(PROBLEM REQUIREMENTS): State only the count of lines in the listing below that hold "sparkle".

Stored data entries:
====================

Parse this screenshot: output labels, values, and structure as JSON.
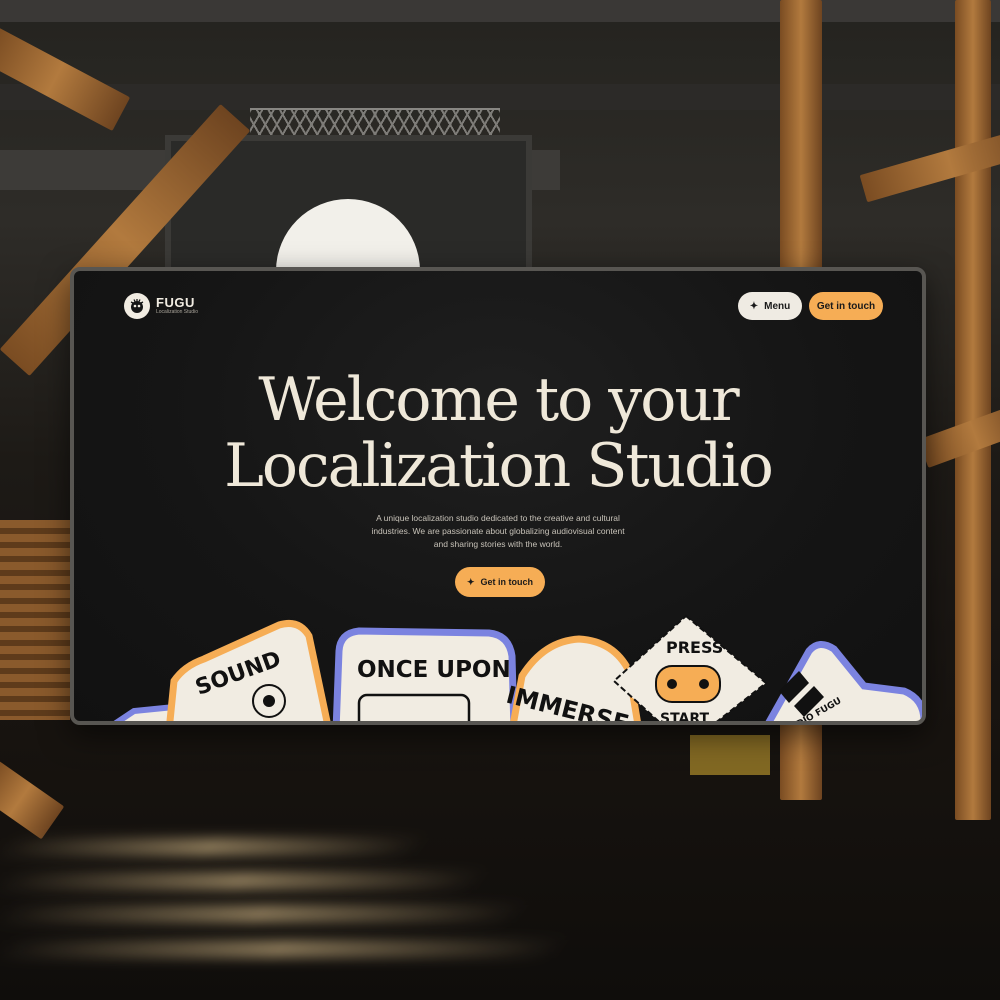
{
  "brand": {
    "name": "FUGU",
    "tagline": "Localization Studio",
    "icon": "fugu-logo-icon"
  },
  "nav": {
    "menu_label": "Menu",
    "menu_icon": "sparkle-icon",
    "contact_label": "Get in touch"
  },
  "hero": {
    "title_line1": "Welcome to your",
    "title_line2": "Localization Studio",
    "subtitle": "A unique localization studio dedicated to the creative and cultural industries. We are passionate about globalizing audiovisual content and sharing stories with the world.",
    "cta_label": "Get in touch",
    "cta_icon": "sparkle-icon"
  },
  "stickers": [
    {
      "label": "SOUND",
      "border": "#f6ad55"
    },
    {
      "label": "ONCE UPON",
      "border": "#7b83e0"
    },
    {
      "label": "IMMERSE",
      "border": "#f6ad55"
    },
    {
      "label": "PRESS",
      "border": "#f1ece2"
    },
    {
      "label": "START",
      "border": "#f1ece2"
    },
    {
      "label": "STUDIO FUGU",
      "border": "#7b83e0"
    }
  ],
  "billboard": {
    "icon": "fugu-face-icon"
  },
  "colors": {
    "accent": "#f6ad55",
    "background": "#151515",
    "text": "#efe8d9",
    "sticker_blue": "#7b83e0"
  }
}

====================

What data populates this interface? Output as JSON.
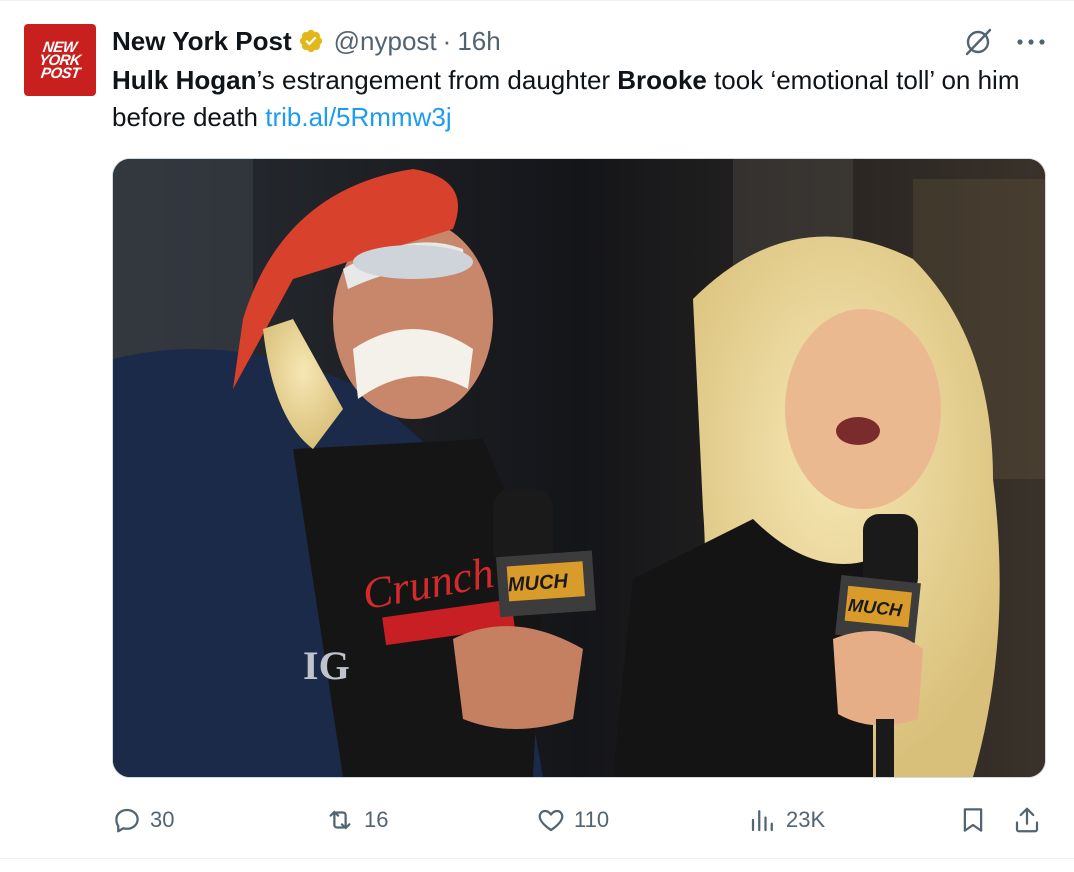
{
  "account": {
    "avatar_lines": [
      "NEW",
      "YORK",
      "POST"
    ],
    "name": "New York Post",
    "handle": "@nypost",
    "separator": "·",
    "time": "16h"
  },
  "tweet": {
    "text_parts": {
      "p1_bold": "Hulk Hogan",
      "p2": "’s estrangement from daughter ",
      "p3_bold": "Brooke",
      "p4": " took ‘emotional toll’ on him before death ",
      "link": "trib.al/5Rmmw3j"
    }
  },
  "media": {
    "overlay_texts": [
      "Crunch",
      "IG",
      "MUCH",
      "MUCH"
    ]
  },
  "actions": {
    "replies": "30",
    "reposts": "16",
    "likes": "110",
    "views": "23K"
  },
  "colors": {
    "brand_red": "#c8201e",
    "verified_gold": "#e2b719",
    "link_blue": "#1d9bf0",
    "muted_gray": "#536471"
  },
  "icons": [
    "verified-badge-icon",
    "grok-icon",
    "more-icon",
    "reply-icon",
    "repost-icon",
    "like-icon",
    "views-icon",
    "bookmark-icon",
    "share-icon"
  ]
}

====================

(OUTPUT BELOW): 2